--- BEGIN Data records ---

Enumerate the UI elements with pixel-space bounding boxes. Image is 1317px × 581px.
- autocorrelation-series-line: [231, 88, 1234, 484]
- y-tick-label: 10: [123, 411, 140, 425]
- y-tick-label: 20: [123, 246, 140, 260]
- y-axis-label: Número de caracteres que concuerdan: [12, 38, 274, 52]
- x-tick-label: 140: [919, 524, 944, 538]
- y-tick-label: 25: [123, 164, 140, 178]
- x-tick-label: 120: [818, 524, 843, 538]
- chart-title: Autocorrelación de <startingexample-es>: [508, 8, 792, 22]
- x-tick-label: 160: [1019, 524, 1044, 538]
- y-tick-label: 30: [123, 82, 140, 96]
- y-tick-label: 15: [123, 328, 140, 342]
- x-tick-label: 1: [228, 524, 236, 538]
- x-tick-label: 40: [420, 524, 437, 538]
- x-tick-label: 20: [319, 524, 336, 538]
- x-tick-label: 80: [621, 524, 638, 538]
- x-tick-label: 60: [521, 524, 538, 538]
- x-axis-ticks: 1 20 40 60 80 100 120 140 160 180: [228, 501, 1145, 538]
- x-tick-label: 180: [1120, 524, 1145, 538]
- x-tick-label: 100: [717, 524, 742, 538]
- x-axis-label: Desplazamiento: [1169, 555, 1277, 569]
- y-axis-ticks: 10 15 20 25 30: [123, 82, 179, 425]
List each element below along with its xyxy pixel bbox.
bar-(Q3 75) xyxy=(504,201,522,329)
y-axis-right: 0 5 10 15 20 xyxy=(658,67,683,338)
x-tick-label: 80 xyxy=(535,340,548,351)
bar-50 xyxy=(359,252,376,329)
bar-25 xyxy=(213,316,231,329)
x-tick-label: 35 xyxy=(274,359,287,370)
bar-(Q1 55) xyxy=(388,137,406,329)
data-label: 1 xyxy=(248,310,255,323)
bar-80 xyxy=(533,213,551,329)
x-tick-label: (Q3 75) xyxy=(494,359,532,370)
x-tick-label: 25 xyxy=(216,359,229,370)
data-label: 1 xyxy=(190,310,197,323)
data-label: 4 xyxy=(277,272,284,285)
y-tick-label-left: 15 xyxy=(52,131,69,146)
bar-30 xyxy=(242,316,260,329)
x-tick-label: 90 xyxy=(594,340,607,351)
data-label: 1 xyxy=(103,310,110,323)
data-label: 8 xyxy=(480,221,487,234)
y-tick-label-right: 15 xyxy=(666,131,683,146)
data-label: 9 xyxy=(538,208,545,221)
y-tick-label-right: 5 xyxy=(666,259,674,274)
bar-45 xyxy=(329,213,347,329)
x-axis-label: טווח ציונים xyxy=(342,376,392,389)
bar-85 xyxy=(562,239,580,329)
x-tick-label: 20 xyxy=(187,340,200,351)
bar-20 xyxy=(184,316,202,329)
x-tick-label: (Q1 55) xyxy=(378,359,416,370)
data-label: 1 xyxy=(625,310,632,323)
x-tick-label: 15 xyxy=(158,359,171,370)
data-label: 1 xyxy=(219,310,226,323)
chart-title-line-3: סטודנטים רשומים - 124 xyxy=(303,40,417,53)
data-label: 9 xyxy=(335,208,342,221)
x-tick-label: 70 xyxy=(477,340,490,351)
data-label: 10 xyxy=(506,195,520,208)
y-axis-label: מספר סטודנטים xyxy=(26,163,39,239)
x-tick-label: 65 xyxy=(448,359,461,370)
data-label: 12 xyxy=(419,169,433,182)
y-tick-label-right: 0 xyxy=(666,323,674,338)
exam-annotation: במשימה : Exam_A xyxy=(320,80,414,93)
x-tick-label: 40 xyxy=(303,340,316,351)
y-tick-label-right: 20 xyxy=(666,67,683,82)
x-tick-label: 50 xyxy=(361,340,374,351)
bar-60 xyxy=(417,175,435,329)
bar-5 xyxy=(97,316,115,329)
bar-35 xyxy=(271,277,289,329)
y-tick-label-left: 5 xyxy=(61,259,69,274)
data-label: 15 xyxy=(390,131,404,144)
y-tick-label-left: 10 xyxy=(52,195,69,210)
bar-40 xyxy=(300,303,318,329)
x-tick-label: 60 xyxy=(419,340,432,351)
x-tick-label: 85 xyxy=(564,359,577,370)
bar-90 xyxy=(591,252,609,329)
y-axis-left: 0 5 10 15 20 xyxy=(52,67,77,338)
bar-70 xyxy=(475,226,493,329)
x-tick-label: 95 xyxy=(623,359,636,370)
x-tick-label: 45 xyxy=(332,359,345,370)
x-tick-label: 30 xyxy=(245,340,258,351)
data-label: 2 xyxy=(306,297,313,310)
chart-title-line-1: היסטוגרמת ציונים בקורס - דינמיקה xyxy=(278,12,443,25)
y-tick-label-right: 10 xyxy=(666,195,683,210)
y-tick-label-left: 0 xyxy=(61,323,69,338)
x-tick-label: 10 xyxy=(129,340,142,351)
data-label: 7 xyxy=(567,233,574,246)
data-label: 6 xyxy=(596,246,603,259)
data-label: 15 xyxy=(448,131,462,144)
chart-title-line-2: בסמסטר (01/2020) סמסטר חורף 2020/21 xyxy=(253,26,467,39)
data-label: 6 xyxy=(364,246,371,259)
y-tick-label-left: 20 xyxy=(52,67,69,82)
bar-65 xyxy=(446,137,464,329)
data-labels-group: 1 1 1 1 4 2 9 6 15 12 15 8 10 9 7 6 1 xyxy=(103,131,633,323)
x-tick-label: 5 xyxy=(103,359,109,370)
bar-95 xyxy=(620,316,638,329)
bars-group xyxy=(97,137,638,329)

--- END Data records ---

* Stated goal
Present every line of the material above as a Markdown table with two columns, Row and Material line. Number the rows in order and leave out any blank lines.

* Answer to the task
| Row | Material line |
|---|---|
| 1 | Enumerate the UI elements with pixel-space bounding boxes. Image is 1317px × 581px. |
| 2 | - autocorrelation-series-line: [231, 88, 1234, 484] |
| 3 | - y-tick-label: 10: [123, 411, 140, 425] |
| 4 | - y-tick-label: 20: [123, 246, 140, 260] |
| 5 | - y-axis-label: Número de caracteres que concuerdan: [12, 38, 274, 52] |
| 6 | - x-tick-label: 140: [919, 524, 944, 538] |
| 7 | - y-tick-label: 25: [123, 164, 140, 178] |
| 8 | - x-tick-label: 120: [818, 524, 843, 538] |
| 9 | - chart-title: Autocorrelación de <startingexample-es>: [508, 8, 792, 22] |
| 10 | - x-tick-label: 160: [1019, 524, 1044, 538] |
| 11 | - y-tick-label: 30: [123, 82, 140, 96] |
| 12 | - y-tick-label: 15: [123, 328, 140, 342] |
| 13 | - x-tick-label: 1: [228, 524, 236, 538] |
| 14 | - x-tick-label: 40: [420, 524, 437, 538] |
| 15 | - x-tick-label: 20: [319, 524, 336, 538] |
| 16 | - x-tick-label: 80: [621, 524, 638, 538] |
| 17 | - x-tick-label: 60: [521, 524, 538, 538] |
| 18 | - x-axis-ticks: 1 20 40 60 80 100 120 140 160 180: [228, 501, 1145, 538] |
| 19 | - x-tick-label: 180: [1120, 524, 1145, 538] |
| 20 | - x-tick-label: 100: [717, 524, 742, 538] |
| 21 | - x-axis-label: Desplazamiento: [1169, 555, 1277, 569] |
| 22 | - y-axis-ticks: 10 15 20 25 30: [123, 82, 179, 425] |
| 23 | List each element below along with its xyxy pixel bbox. |
| 24 | bar-(Q3 75) xyxy=(504,201,522,329) |
| 25 | y-axis-right: 0 5 10 15 20 xyxy=(658,67,683,338) |
| 26 | x-tick-label: 80 xyxy=(535,340,548,351) |
| 27 | bar-50 xyxy=(359,252,376,329) |
| 28 | bar-25 xyxy=(213,316,231,329) |
| 29 | x-tick-label: 35 xyxy=(274,359,287,370) |
| 30 | bar-(Q1 55) xyxy=(388,137,406,329) |
| 31 | data-label: 1 xyxy=(248,310,255,323) |
| 32 | bar-80 xyxy=(533,213,551,329) |
| 33 | x-tick-label: (Q3 75) xyxy=(494,359,532,370) |
| 34 | x-tick-label: 25 xyxy=(216,359,229,370) |
| 35 | data-label: 1 xyxy=(190,310,197,323) |
| 36 | data-label: 4 xyxy=(277,272,284,285) |
| 37 | y-tick-label-left: 15 xyxy=(52,131,69,146) |
| 38 | bar-30 xyxy=(242,316,260,329) |
| 39 | x-tick-label: 90 xyxy=(594,340,607,351) |
| 40 | data-label: 1 xyxy=(103,310,110,323) |
| 41 | data-label: 8 xyxy=(480,221,487,234) |
| 42 | y-tick-label-right: 15 xyxy=(666,131,683,146) |
| 43 | data-label: 9 xyxy=(538,208,545,221) |
| 44 | y-tick-label-right: 5 xyxy=(666,259,674,274) |
| 45 | bar-45 xyxy=(329,213,347,329) |
| 46 | x-axis-label: טווח ציונים xyxy=(342,376,392,389) |
| 47 | bar-85 xyxy=(562,239,580,329) |
| 48 | x-tick-label: 20 xyxy=(187,340,200,351) |
| 49 | bar-20 xyxy=(184,316,202,329) |
| 50 | x-tick-label: (Q1 55) xyxy=(378,359,416,370) |
| 51 | data-label: 1 xyxy=(625,310,632,323) |
| 52 | x-tick-label: 15 xyxy=(158,359,171,370) |
| 53 | data-label: 1 xyxy=(219,310,226,323) |
| 54 | chart-title-line-3: סטודנטים רשומים - 124 xyxy=(303,40,417,53) |
| 55 | data-label: 9 xyxy=(335,208,342,221) |
| 56 | x-tick-label: 70 xyxy=(477,340,490,351) |
| 57 | data-label: 10 xyxy=(506,195,520,208) |
| 58 | y-axis-label: מספר סטודנטים xyxy=(26,163,39,239) |
| 59 | x-tick-label: 65 xyxy=(448,359,461,370) |
| 60 | data-label: 12 xyxy=(419,169,433,182) |
| 61 | y-tick-label-right: 0 xyxy=(666,323,674,338) |
| 62 | exam-annotation: במשימה : Exam_A xyxy=(320,80,414,93) |
| 63 | x-tick-label: 40 xyxy=(303,340,316,351) |
| 64 | y-tick-label-right: 20 xyxy=(666,67,683,82) |
| 65 | x-tick-label: 50 xyxy=(361,340,374,351) |
| 66 | bar-60 xyxy=(417,175,435,329) |
| 67 | bar-5 xyxy=(97,316,115,329) |
| 68 | bar-35 xyxy=(271,277,289,329) |
| 69 | y-tick-label-left: 5 xyxy=(61,259,69,274) |
| 70 | data-label: 15 xyxy=(390,131,404,144) |
| 71 | y-tick-label-left: 10 xyxy=(52,195,69,210) |
| 72 | bar-40 xyxy=(300,303,318,329) |
| 73 | x-tick-label: 60 xyxy=(419,340,432,351) |
| 74 | x-tick-label: 85 xyxy=(564,359,577,370) |
| 75 | bar-90 xyxy=(591,252,609,329) |
| 76 | y-axis-left: 0 5 10 15 20 xyxy=(52,67,77,338) |
| 77 | bar-70 xyxy=(475,226,493,329) |
| 78 | x-tick-label: 95 xyxy=(623,359,636,370) |
| 79 | x-tick-label: 45 xyxy=(332,359,345,370) |
| 80 | x-tick-label: 30 xyxy=(245,340,258,351) |
| 81 | data-label: 2 xyxy=(306,297,313,310) |
| 82 | chart-title-line-1: היסטוגרמת ציונים בקורס - דינמיקה xyxy=(278,12,443,25) |
| 83 | y-tick-label-right: 10 xyxy=(666,195,683,210) |
| 84 | y-tick-label-left: 0 xyxy=(61,323,69,338) |
| 85 | x-tick-label: 10 xyxy=(129,340,142,351) |
| 86 | data-label: 7 xyxy=(567,233,574,246) |
| 87 | data-label: 6 xyxy=(596,246,603,259) |
| 88 | data-label: 15 xyxy=(448,131,462,144) |
| 89 | chart-title-line-2: בסמסטר (01/2020) סמסטר חורף 2020/21 xyxy=(253,26,467,39) |
| 90 | data-label: 6 xyxy=(364,246,371,259) |
| 91 | y-tick-label-left: 20 xyxy=(52,67,69,82) |
| 92 | bar-65 xyxy=(446,137,464,329) |
| 93 | data-labels-group: 1 1 1 1 4 2 9 6 15 12 15 8 10 9 7 6 1 xyxy=(103,131,633,323) |
| 94 | x-tick-label: 5 xyxy=(103,359,109,370) |
| 95 | bar-95 xyxy=(620,316,638,329) |
| 96 | bars-group xyxy=(97,137,638,329) |